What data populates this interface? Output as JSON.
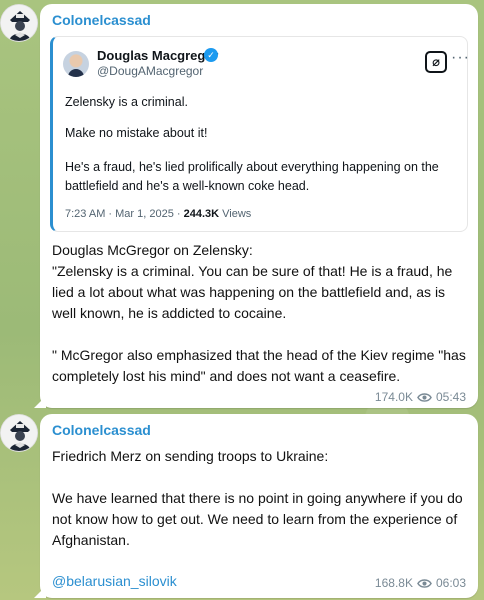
{
  "messages": [
    {
      "sender": "Colonelcassad",
      "tweet": {
        "name": "Douglas Macgregor",
        "handle": "@DougAMacgregor",
        "lines": [
          "Zelensky is a criminal.",
          "Make no mistake about it!",
          "He's a fraud, he's lied prolifically about everything happening on the",
          "battlefield and he's a well-known coke head."
        ],
        "time": "7:23 AM · Mar 1, 2025 · ",
        "views_count": "244.3K",
        "views_label": " Views"
      },
      "body": [
        "Douglas McGregor on Zelensky:",
        "\"Zelensky is a criminal. You can be sure of that! He is a fraud, he",
        "lied a lot about what was happening on the battlefield and, as is",
        "well known, he is addicted to cocaine.",
        "\" McGregor also emphasized that the head of the Kiev regime \"has",
        "completely lost his mind\" and does not want a ceasefire."
      ],
      "views": "174.0K",
      "time": "05:43"
    },
    {
      "sender": "Colonelcassad",
      "body": [
        "Friedrich Merz on sending troops to Ukraine:",
        "We have learned that there is no point in going anywhere if you do",
        "not know how to get out. We need to learn from the experience of",
        "Afghanistan."
      ],
      "link": "@belarusian_silovik",
      "views": "168.8K",
      "time": "06:03"
    }
  ],
  "colors": {
    "accent": "#2b8fd0",
    "verified": "#1d9bf0"
  },
  "icons": {
    "views": "eye-icon",
    "verified": "verified-badge-icon",
    "x": "x-logo-icon",
    "more": "more-icon"
  }
}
══════════
• **What to work on**
Copy each line from the records above that includes the string "head".

• **Result of this exercise**
          "battlefield and he's a well-known coke head."
        "\" McGregor also emphasized that the head of the Kiev regime \"has",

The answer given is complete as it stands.